* Exercise instructions
Write out the full set of records below exactly.

--- begin Listed records ---

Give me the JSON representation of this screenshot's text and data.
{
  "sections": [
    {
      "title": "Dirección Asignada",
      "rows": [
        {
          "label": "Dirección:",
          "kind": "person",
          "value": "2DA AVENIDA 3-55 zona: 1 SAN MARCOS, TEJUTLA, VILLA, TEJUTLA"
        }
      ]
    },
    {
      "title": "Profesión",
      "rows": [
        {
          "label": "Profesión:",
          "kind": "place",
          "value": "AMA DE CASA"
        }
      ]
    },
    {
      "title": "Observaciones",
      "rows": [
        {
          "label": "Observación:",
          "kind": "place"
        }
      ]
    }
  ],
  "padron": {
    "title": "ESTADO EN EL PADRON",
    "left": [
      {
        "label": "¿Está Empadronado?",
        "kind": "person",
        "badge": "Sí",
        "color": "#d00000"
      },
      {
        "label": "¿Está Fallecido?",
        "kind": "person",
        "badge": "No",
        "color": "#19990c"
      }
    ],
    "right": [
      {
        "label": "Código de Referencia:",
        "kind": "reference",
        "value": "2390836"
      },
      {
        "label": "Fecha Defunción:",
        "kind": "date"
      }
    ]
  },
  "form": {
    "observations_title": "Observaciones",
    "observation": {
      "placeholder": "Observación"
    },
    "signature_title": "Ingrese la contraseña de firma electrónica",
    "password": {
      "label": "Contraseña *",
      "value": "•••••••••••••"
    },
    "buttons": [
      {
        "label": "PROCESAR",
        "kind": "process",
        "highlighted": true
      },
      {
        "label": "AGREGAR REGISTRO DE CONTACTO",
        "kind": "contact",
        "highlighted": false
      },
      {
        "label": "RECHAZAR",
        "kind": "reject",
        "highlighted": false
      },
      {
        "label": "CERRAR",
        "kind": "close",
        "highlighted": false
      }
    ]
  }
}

--- end Listed records ---

* Solution below
Give me the JSON representation of this screenshot's text and data.
{
  "sections": [
    {
      "title": "Dirección Asignada",
      "rows": [
        {
          "label": "Dirección:",
          "kind": "person",
          "value": "2DA AVENIDA 3-55 zona: 1 SAN MARCOS, TEJUTLA, VILLA, TEJUTLA"
        }
      ]
    },
    {
      "title": "Profesión",
      "rows": [
        {
          "label": "Profesión:",
          "kind": "place",
          "value": "AMA DE CASA"
        }
      ]
    },
    {
      "title": "Observaciones",
      "rows": [
        {
          "label": "Observación:",
          "kind": "place"
        }
      ]
    }
  ],
  "padron": {
    "title": "ESTADO EN EL PADRON",
    "left": [
      {
        "label": "¿Está Empadronado?",
        "kind": "person",
        "badge": "Sí",
        "color": "#d00000"
      },
      {
        "label": "¿Está Fallecido?",
        "kind": "person",
        "badge": "No",
        "color": "#19990c"
      }
    ],
    "right": [
      {
        "label": "Código de Referencia:",
        "kind": "reference",
        "value": "2390836"
      },
      {
        "label": "Fecha Defunción:",
        "kind": "date"
      }
    ]
  },
  "form": {
    "observations_title": "Observaciones",
    "observation": {
      "placeholder": "Observación"
    },
    "signature_title": "Ingrese la contraseña de firma electrónica",
    "password": {
      "label": "Contraseña *",
      "value": "•••••••••••••"
    },
    "buttons": [
      {
        "label": "PROCESAR",
        "kind": "process",
        "highlighted": true
      },
      {
        "label": "AGREGAR REGISTRO DE CONTACTO",
        "kind": "contact",
        "highlighted": false
      },
      {
        "label": "RECHAZAR",
        "kind": "reject",
        "highlighted": false
      },
      {
        "label": "CERRAR",
        "kind": "close",
        "highlighted": false
      }
    ]
  }
}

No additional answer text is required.